■ WHAT TO WORK ON:
Determine how many lines below hold the string "autonomous". Reply with the number alone.

Saved entries:
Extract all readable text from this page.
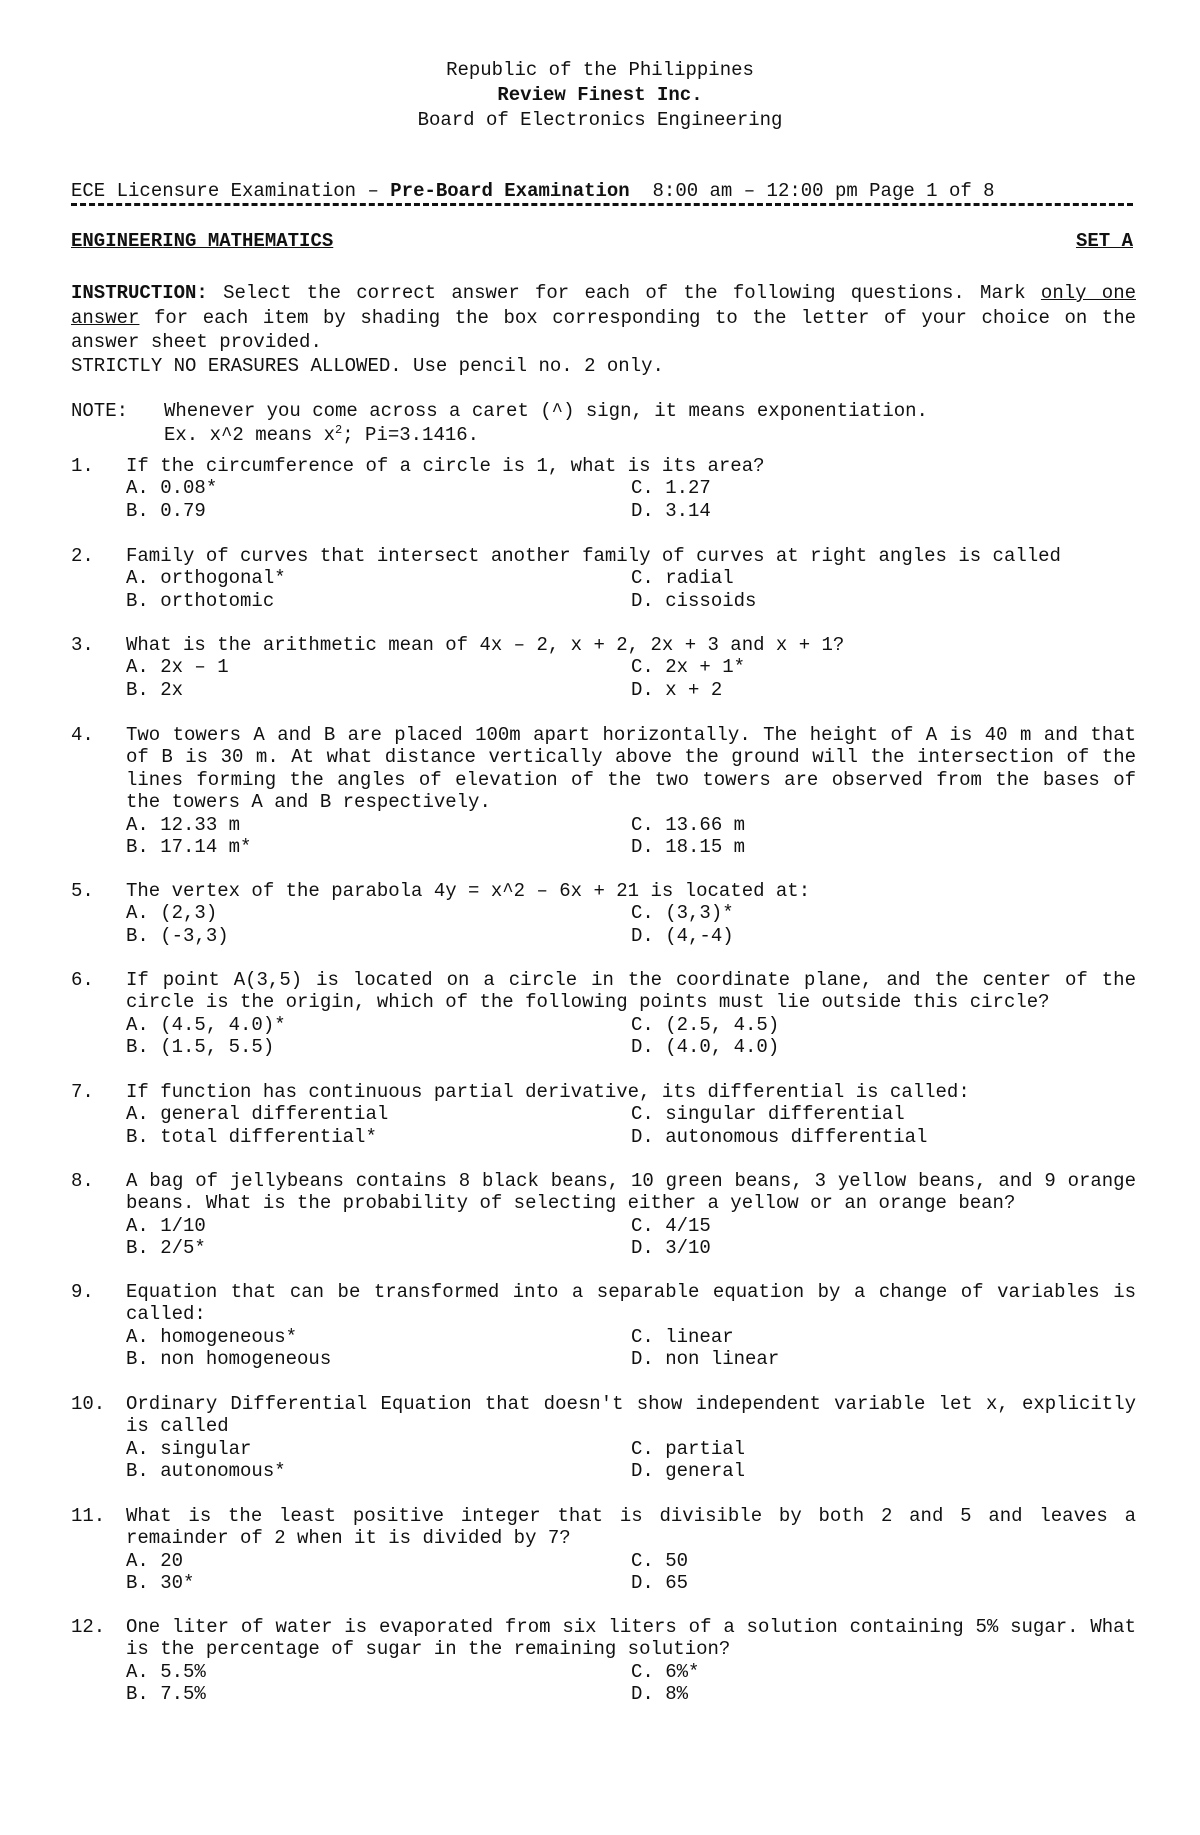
Republic of the Philippines
Review Finest Inc.
Board of Electronics Engineering
ECE Licensure Examination – Pre-Board Examination  8:00 am – 12:00 pm Page 1 of 8
ENGINEERING MATHEMATICS	SET A
INSTRUCTION: Select the correct answer for each of the following questions. Mark only one answer for each item by shading the box corresponding to the letter of your choice on the answer sheet provided.
STRICTLY NO ERASURES ALLOWED. Use pencil no. 2 only.
NOTE: Whenever you come across a caret (^) sign, it means exponentiation.
Ex. x^2 means $x^2$; Pi=3.1416.
1. If the circumference of a circle is 1, what is its area?
A. 0.08*
B. 0.79
C. 1.27
D. 3.14
2. Family of curves that intersect another family of curves at right angles is called
A. orthogonal*
B. orthotomic
C. radial
D. cissoids
3. What is the arithmetic mean of 4x – 2, x + 2, 2x + 3 and x + 1?
A. 2x – 1
B. 2x
C. 2x + 1*
D. x + 2
4. Two towers A and B are placed 100m apart horizontally. The height of A is 40 m and that of B is 30 m. At what distance vertically above the ground will the intersection of the lines forming the angles of elevation of the two towers are observed from the bases of the towers A and B respectively.
A. 12.33 m
B. 17.14 m*
C. 13.66 m
D. 18.15 m
5. The vertex of the parabola 4y = x^2 – 6x + 21 is located at:
A. (2,3)
B. (-3,3)
C. (3,3)*
D. (4,-4)
6. If point A(3,5) is located on a circle in the coordinate plane, and the center of the circle is the origin, which of the following points must lie outside this circle?
A. (4.5, 4.0)*
B. (1.5, 5.5)
C. (2.5, 4.5)
D. (4.0, 4.0)
7. If function has continuous partial derivative, its differential is called:
A. general differential
B. total differential*
C. singular differential
D. autonomous differential
8. A bag of jellybeans contains 8 black beans, 10 green beans, 3 yellow beans, and 9 orange beans. What is the probability of selecting either a yellow or an orange bean?
A. 1/10
B. 2/5*
C. 4/15
D. 3/10
9. Equation that can be transformed into a separable equation by a change of variables is called:
A. homogeneous*
B. non homogeneous
C. linear
D. non linear
10. Ordinary Differential Equation that doesn't show independent variable let x, explicitly is called
A. singular
B. autonomous*
C. partial
D. general
11. What is the least positive integer that is divisible by both 2 and 5 and leaves a remainder of 2 when it is divided by 7?
A. 20
B. 30*
C. 50
D. 65
12. One liter of water is evaporated from six liters of a solution containing 5% sugar. What is the percentage of sugar in the remaining solution?
A. 5.5%
B. 7.5%
C. 6%*
D. 8%
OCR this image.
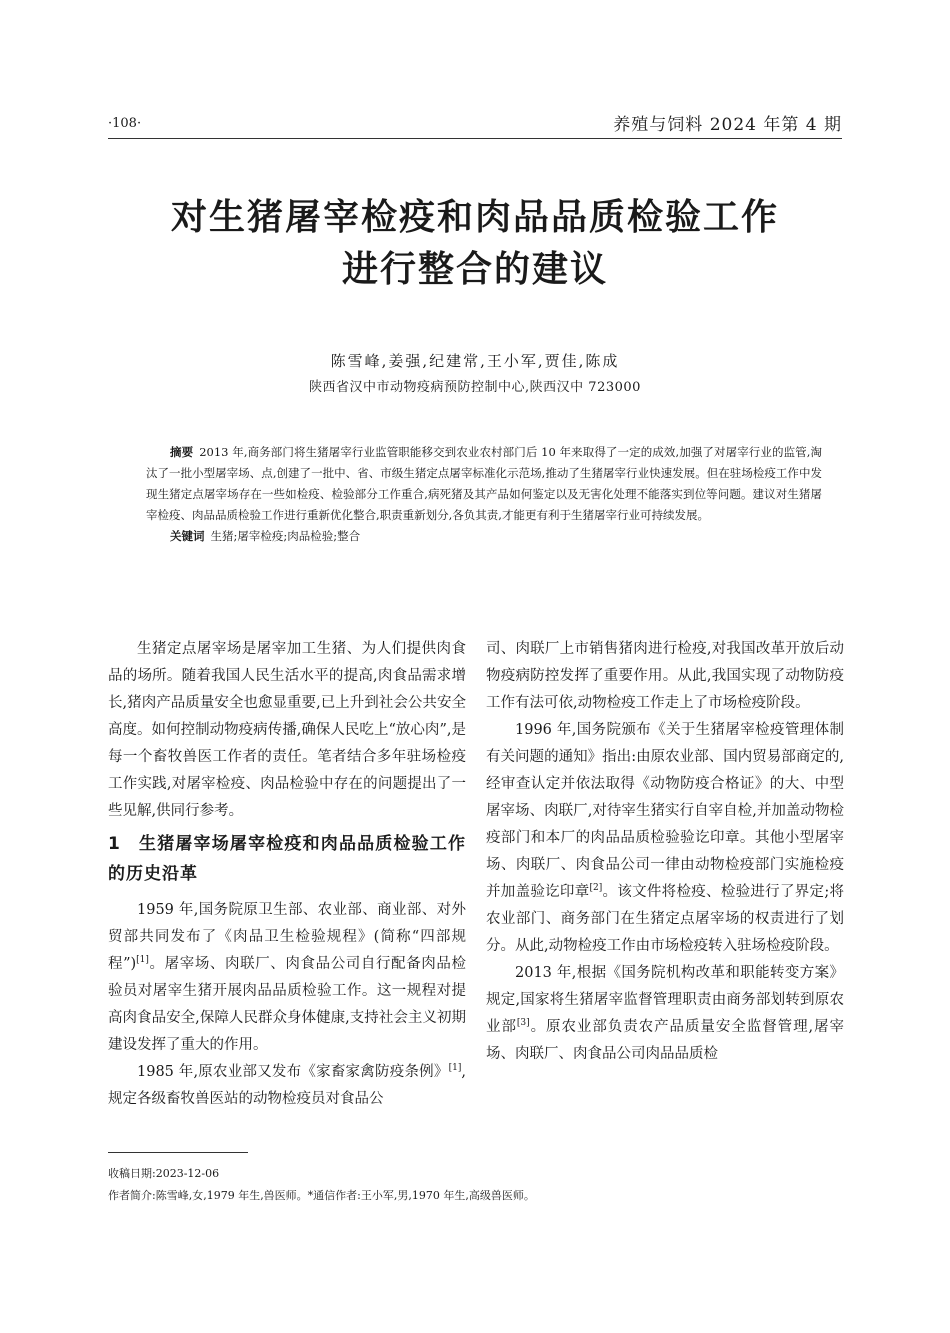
·108·	养殖与饲料 2024 年第 4 期
对生猪屠宰检疫和肉品品质检验工作
进行整合的建议
陈雪峰,姜强,纪建常,王小军,贾佳,陈成
陕西省汉中市动物疫病预防控制中心,陕西汉中 723000

摘要 2013 年,商务部门将生猪屠宰行业监管职能移交到农业农村部门后 10 年来取得了一定的成效,加强了对屠宰行业的监管,淘汰了一批小型屠宰场、点,创建了一批中、省、市级生猪定点屠宰标准化示范场,推动了生猪屠宰行业快速发展。但在驻场检疫工作中发现生猪定点屠宰场存在一些如检疫、检验部分工作重合,病死猪及其产品如何鉴定以及无害化处理不能落实到位等问题。建议对生猪屠宰检疫、肉品品质检验工作进行重新优化整合,职责重新划分,各负其责,才能更有利于生猪屠宰行业可持续发展。

关键词 生猪;屠宰检疫;肉品检验;整合

生猪定点屠宰场是屠宰加工生猪、为人们提供肉食品的场所。随着我国人民生活水平的提高,肉食品需求增长,猪肉产品质量安全也愈显重要,已上升到社会公共安全高度。如何控制动物疫病传播,确保人民吃上“放心肉”,是每一个畜牧兽医工作者的责任。笔者结合多年驻场检疫工作实践,对屠宰检疫、肉品检验中存在的问题提出了一些见解,供同行参考。

1 生猪屠宰场屠宰检疫和肉品品质检验工作的历史沿革

1959 年,国务院原卫生部、农业部、商业部、对外贸部共同发布了《肉品卫生检验规程》(简称“四部规程”)[1]。屠宰场、肉联厂、肉食品公司自行配备肉品检验员对屠宰生猪开展肉品品质检验工作。这一规程对提高肉食品安全,保障人民群众身体健康,支持社会主义初期建设发挥了重大的作用。

1985 年,原农业部又发布《家畜家禽防疫条例》[1],规定各级畜牧兽医站的动物检疫员对食品公

司、肉联厂上市销售猪肉进行检疫,对我国改革开放后动物疫病防控发挥了重要作用。从此,我国实现了动物防疫工作有法可依,动物检疫工作走上了市场检疫阶段。

1996 年,国务院颁布《关于生猪屠宰检疫管理体制有关问题的通知》指出:由原农业部、国内贸易部商定的,经审查认定并依法取得《动物防疫合格证》的大、中型屠宰场、肉联厂,对待宰生猪实行自宰自检,并加盖动物检疫部门和本厂的肉品品质检验验讫印章。其他小型屠宰场、肉联厂、肉食品公司一律由动物检疫部门实施检疫并加盖验讫印章[2]。该文件将检疫、检验进行了界定;将农业部门、商务部门在生猪定点屠宰场的权责进行了划分。从此,动物检疫工作由市场检疫转入驻场检疫阶段。

2013 年,根据《国务院机构改革和职能转变方案》规定,国家将生猪屠宰监督管理职责由商务部划转到原农业部[3]。原农业部负责农产品质量安全监督管理,屠宰场、肉联厂、肉食品公司肉品品质检

收稿日期:2023-12-06
作者简介:陈雪峰,女,1979 年生,兽医师。*通信作者:王小军,男,1970 年生,高级兽医师。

■ SOLUTION FOR THIS EXERCISE:
2